▶ [What you should do]:
Find the lines that contain the word "March" and copy each one.

▶ [Data shown]:

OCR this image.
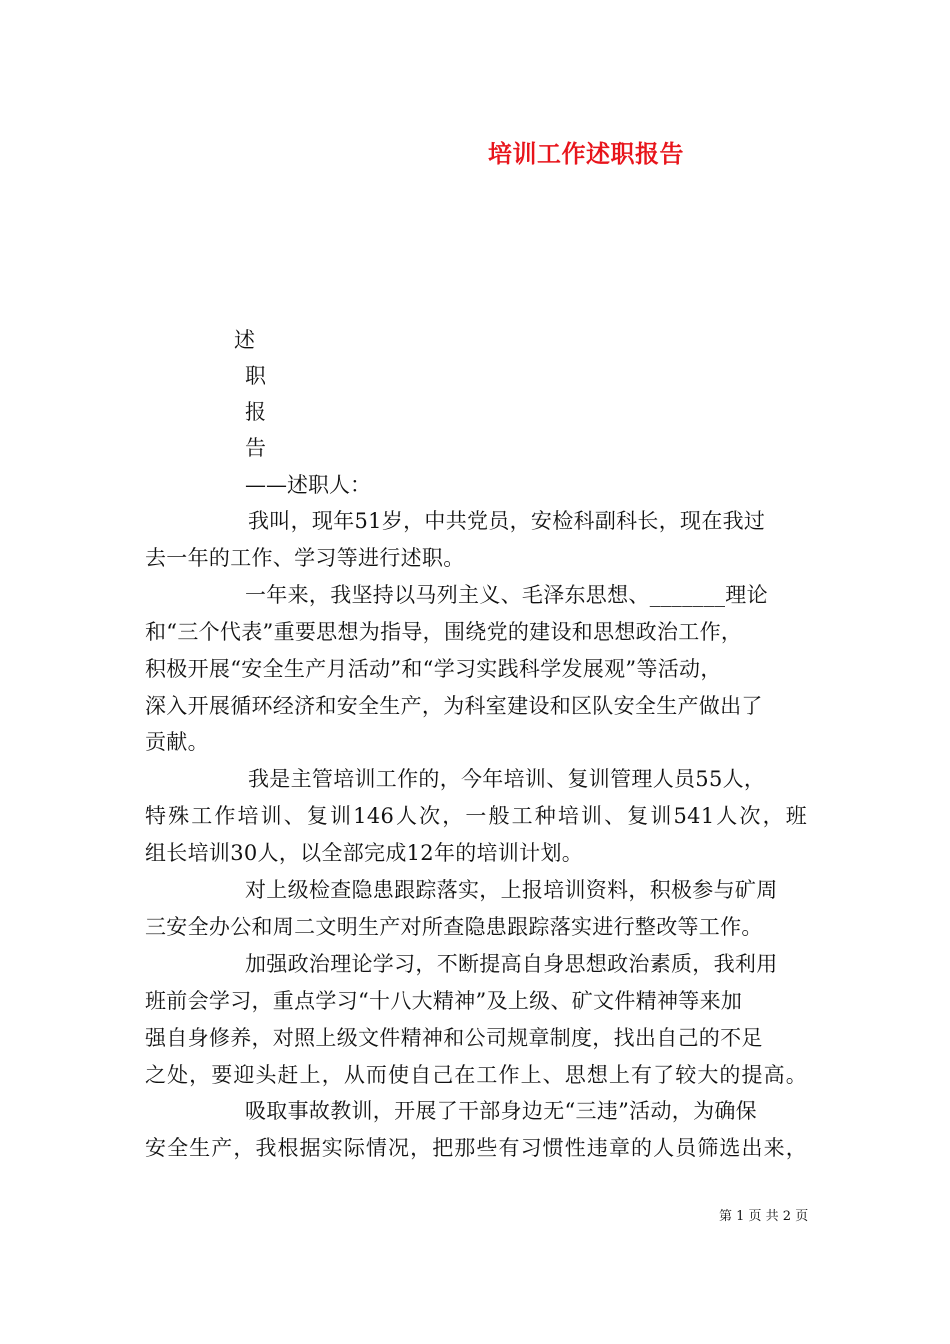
培训工作述职报告
述
职
报
告
——述职人：
我叫，现年51岁，中共党员，安检科副科长，现在我过
去一年的工作、学习等进行述职。
一年来，我坚持以马列主义、毛泽东思想、_______理论
和“三个代表”重要思想为指导，围绕党的建设和思想政治工作，
积极开展“安全生产月活动”和“学习实践科学发展观”等活动，
深入开展循环经济和安全生产，为科室建设和区队安全生产做出了
贡献。
我是主管培训工作的，今年培训、复训管理人员55人，
特殊工作培训、复训146人次，一般工种培训、复训541人次，班
组长培训30人，以全部完成12年的培训计划。
对上级检查隐患跟踪落实，上报培训资料，积极参与矿周
三安全办公和周二文明生产对所查隐患跟踪落实进行整改等工作。
加强政治理论学习，不断提高自身思想政治素质，我利用
班前会学习，重点学习“十八大精神”及上级、矿文件精神等来加
强自身修养，对照上级文件精神和公司规章制度，找出自己的不足
之处，要迎头赶上，从而使自己在工作上、思想上有了较大的提高。
吸取事故教训，开展了干部身边无“三违”活动，为确保
安全生产，我根据实际情况，把那些有习惯性违章的人员筛选出来，
第 1 页 共 2 页
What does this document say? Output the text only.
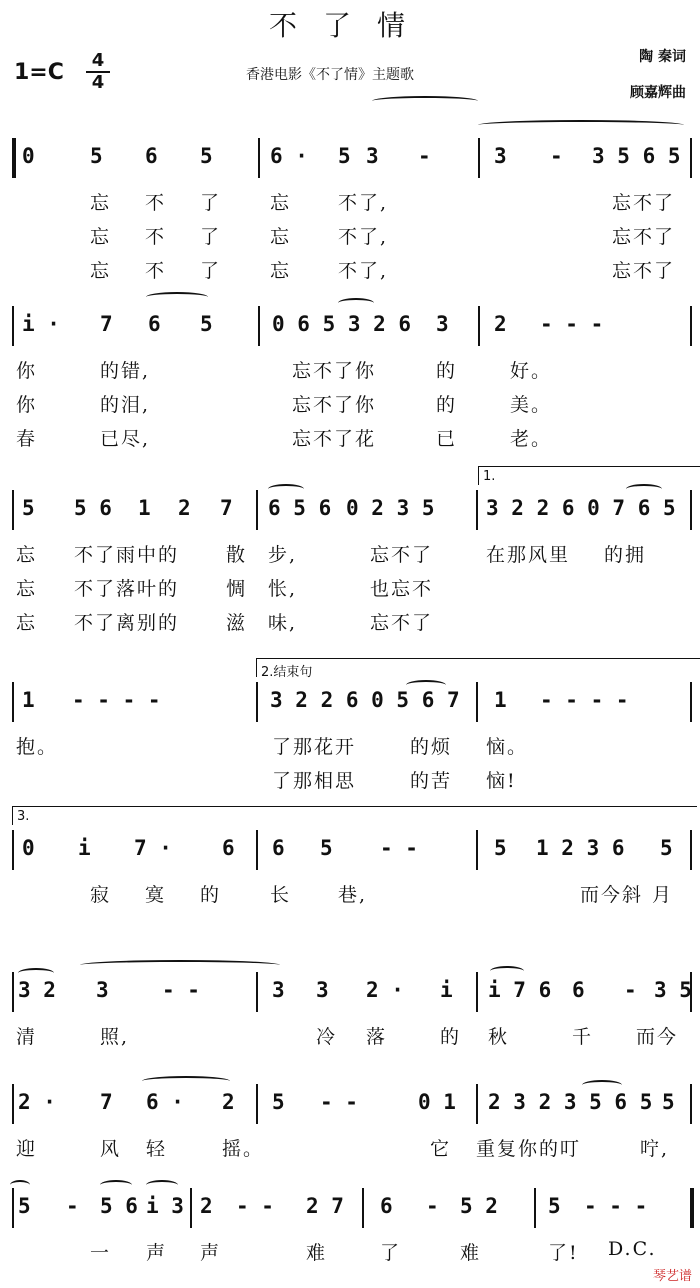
不了情
1=C	4
4	香港电影《不了情》主题歌
陶 秦词
顾嘉辉曲
0	5 6 5	6 · 5 3 -	3 - 3 5 6 5
忘 不 了	忘 不了,	忘不了
忘 不 了	忘 不了,	忘不了
忘 不 了	忘 不了,	忘不了
i · 7 6 5	0 6 5 3 2 6 3 2 - - -
你	的错,	忘不了你	的	好。
你	的泪,	忘不了你	的	美。
春	已尽,	忘不了花	已	老。
1.
5 5 6 1 2 7 6 5 6 0 2 3 5 3 2 2 6 0 7 6 5
忘 不了雨中的 散 步,	忘不了	在那风里 的拥
忘 不了落叶的 惆 怅,	也忘不
忘 不了离别的 滋 味,	忘不了
2.结束句
1 - - - -	3 2 2 6 0 5 6 7 1 - - - -
抱。	了那花开	的烦 恼。
了那相思	的苦 恼!
3.
0 i 7 · 6 6 5 - -	5 1 2 3 6 5
寂 寞 的	长 巷,	而今斜 月
3 2 3	- -	3 3 2 · i i 7 6 6 - 3 5
清	照,	冷 落	的 秋	千 而今
2 · 7 6 · 2 5 - -	0 1 2 3 2 3 5 6 5 5
迎	风 轻	摇。	它 重复你的叮	咛,
5 - 5 6 i 3 2 - - 2 7 6 - 5 2 5 - - -
一 声 声	难	了	难	了! D.C.
琴艺谱
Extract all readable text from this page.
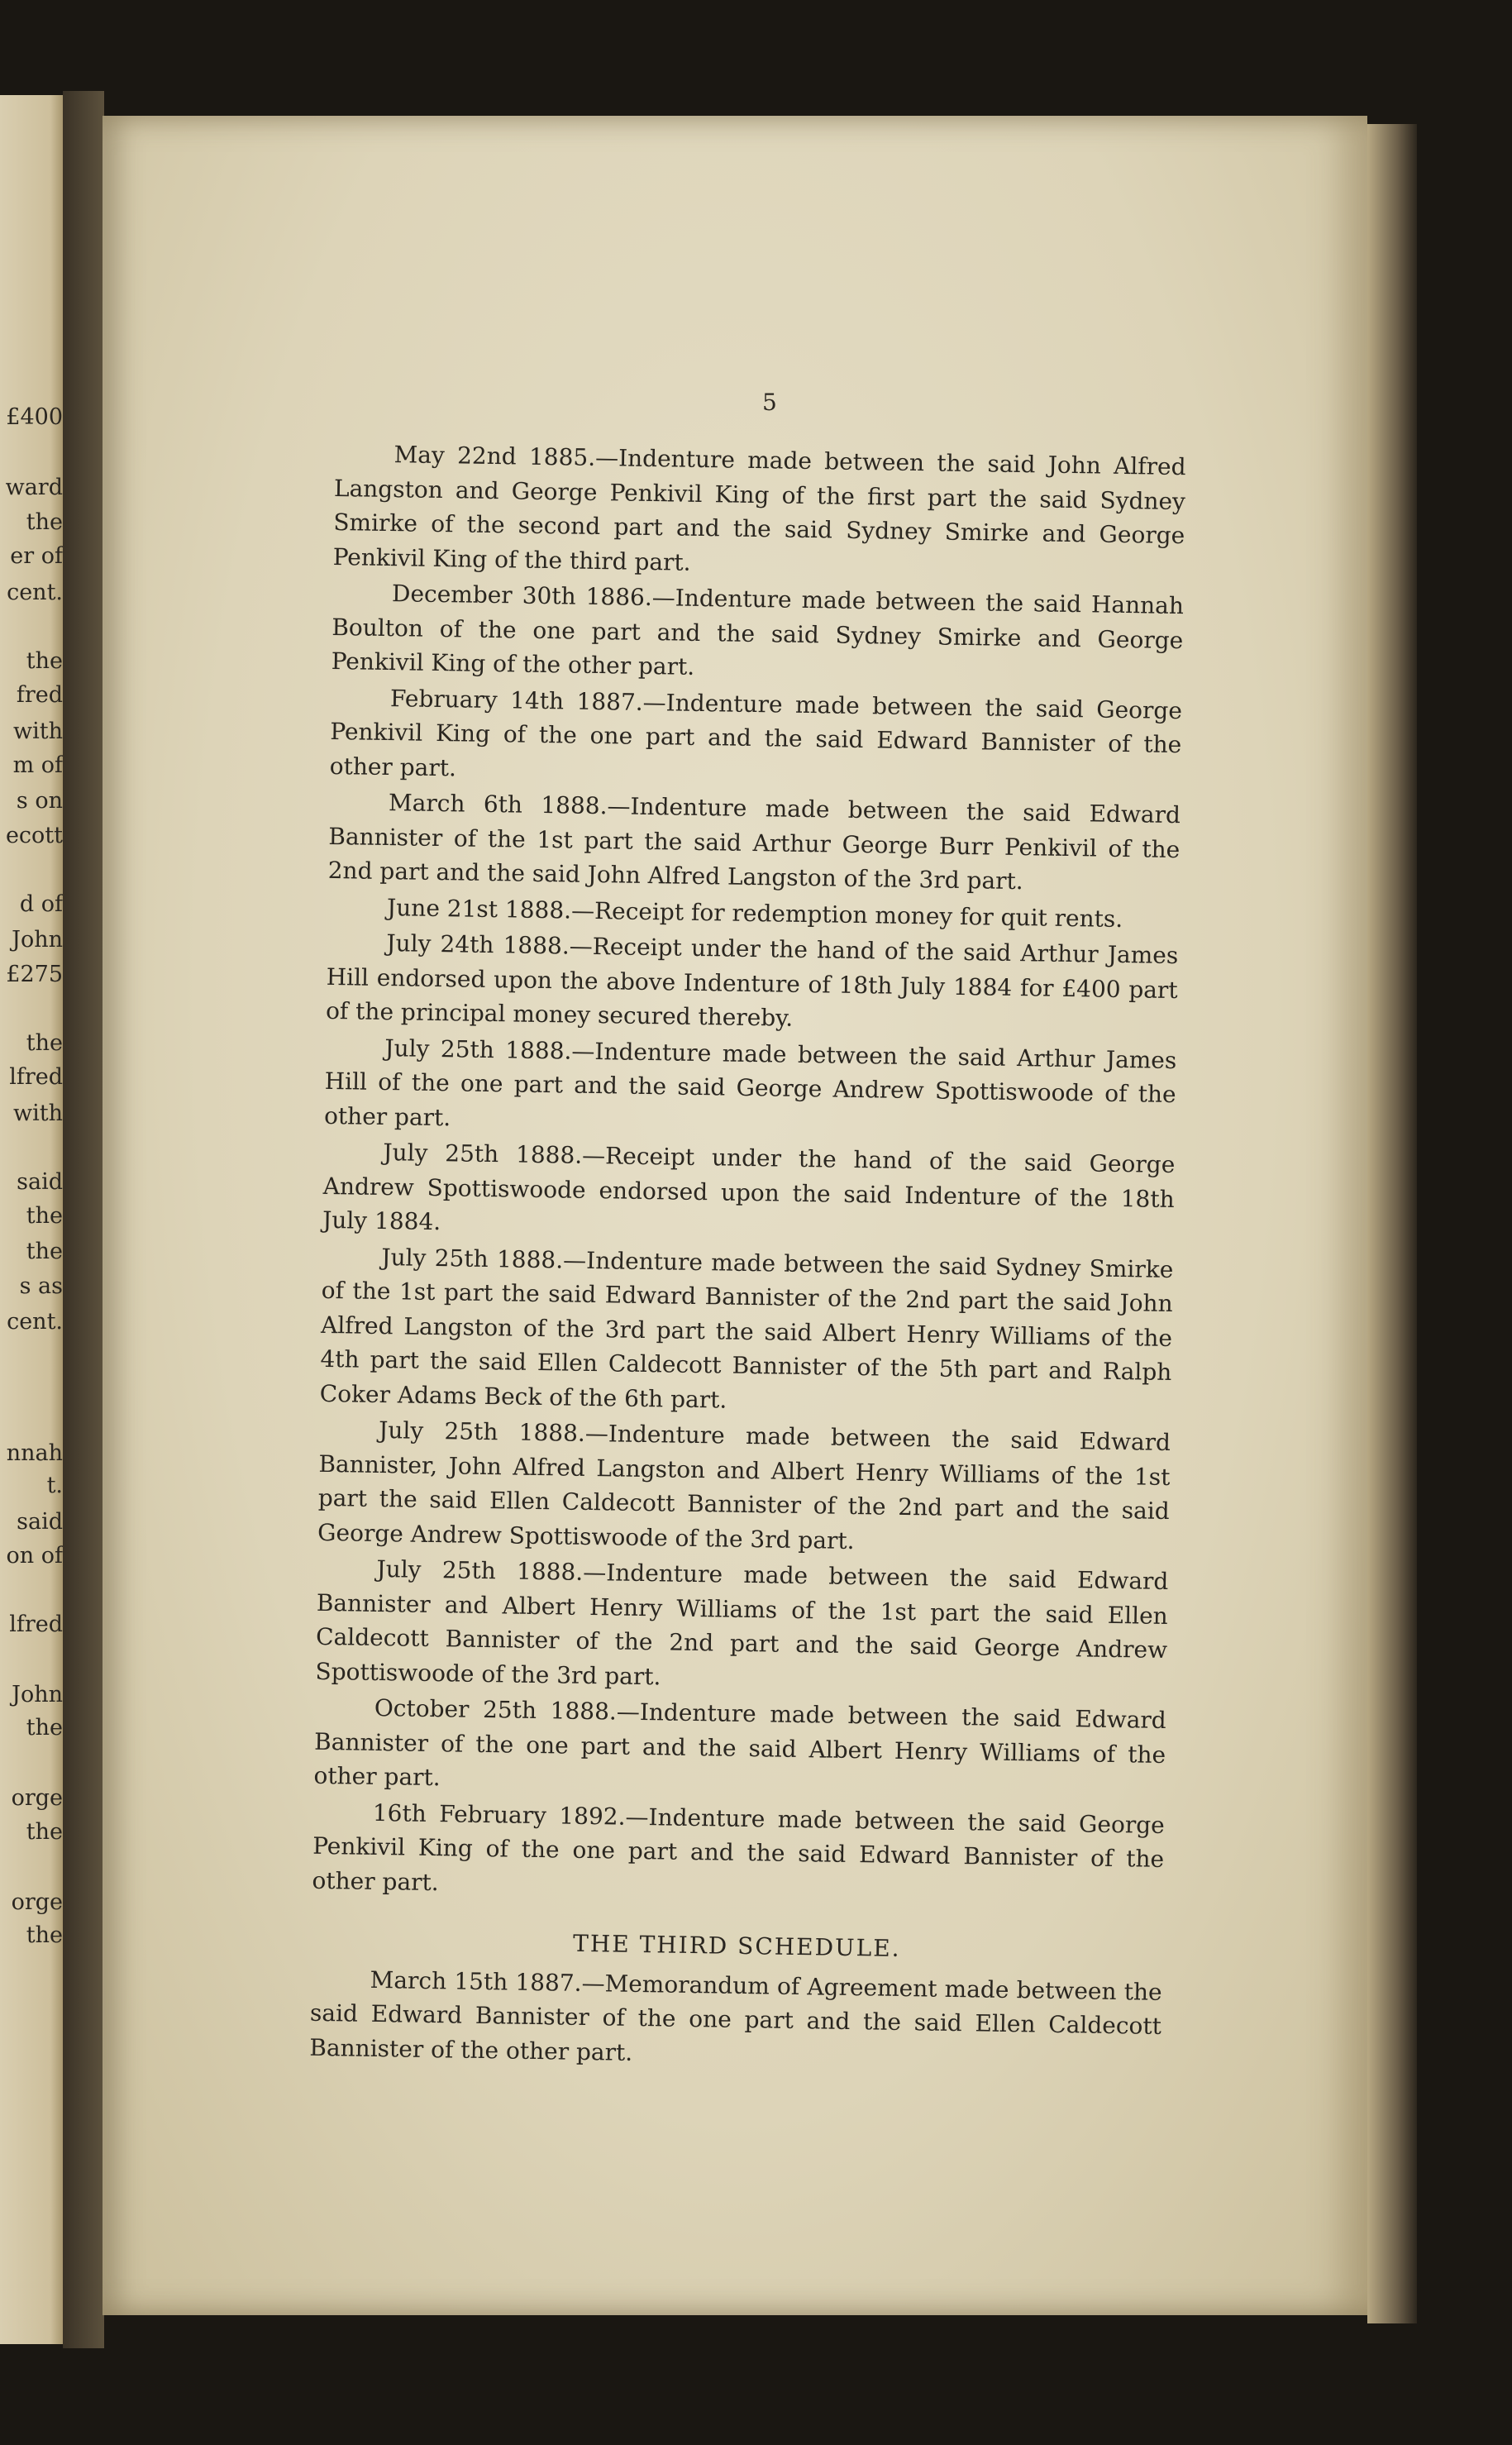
£400
ward
the
er of
cent.
the
fred
with
m of
s on
ecott
d of
John
£275
the
lfred
with
said
the
the
s as
cent.
nnah
t.
said
on of
lfred
John
the
orge
the
orge
the
5

May 22nd 1885.—Indenture made between the said John Alfred Langston and George Penkivil King of the first part the said Sydney Smirke of the second part and the said Sydney Smirke and George Penkivil King of the third part.

December 30th 1886.—Indenture made between the said Hannah Boulton of the one part and the said Sydney Smirke and George Penkivil King of the other part.

February 14th 1887.—Indenture made between the said George Penkivil King of the one part and the said Edward Bannister of the other part.

March 6th 1888.—Indenture made between the said Edward Bannister of the 1st part the said Arthur George Burr Penkivil of the 2nd part and the said John Alfred Langston of the 3rd part.

June 21st 1888.—Receipt for redemption money for quit rents.

July 24th 1888.—Receipt under the hand of the said Arthur James Hill endorsed upon the above Indenture of 18th July 1884 for £400 part of the principal money secured thereby.

July 25th 1888.—Indenture made between the said Arthur James Hill of the one part and the said George Andrew Spottiswoode of the other part.

July 25th 1888.—Receipt under the hand of the said George Andrew Spottiswoode endorsed upon the said Indenture of the 18th July 1884.

July 25th 1888.—Indenture made between the said Sydney Smirke of the 1st part the said Edward Bannister of the 2nd part the said John Alfred Langston of the 3rd part the said Albert Henry Williams of the 4th part the said Ellen Caldecott Bannister of the 5th part and Ralph Coker Adams Beck of the 6th part.

July 25th 1888.—Indenture made between the said Edward Bannister, John Alfred Langston and Albert Henry Williams of the 1st part the said Ellen Caldecott Bannister of the 2nd part and the said George Andrew Spottiswoode of the 3rd part.

July 25th 1888.—Indenture made between the said Edward Bannister and Albert Henry Williams of the 1st part the said Ellen Caldecott Bannister of the 2nd part and the said George Andrew Spottiswoode of the 3rd part.

October 25th 1888.—Indenture made between the said Edward Bannister of the one part and the said Albert Henry Williams of the other part.

16th February 1892.—Indenture made between the said George Penkivil King of the one part and the said Edward Bannister of the other part.

THE THIRD SCHEDULE.

March 15th 1887.—Memorandum of Agreement made between the said Edward Bannister of the one part and the said Ellen Caldecott Bannister of the other part.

▶ [Answer]:
March 6th 1888.—Indenture made between the said Edward Bannister of the 1st part the said Arthur George Burr Penkivil of the 2nd part and the said John Alfred Langston of the 3rd part.
March 15th 1887.—Memorandum of Agreement made between the said Edward Bannister of the one part and the said Ellen Caldecott Bannister of the other part.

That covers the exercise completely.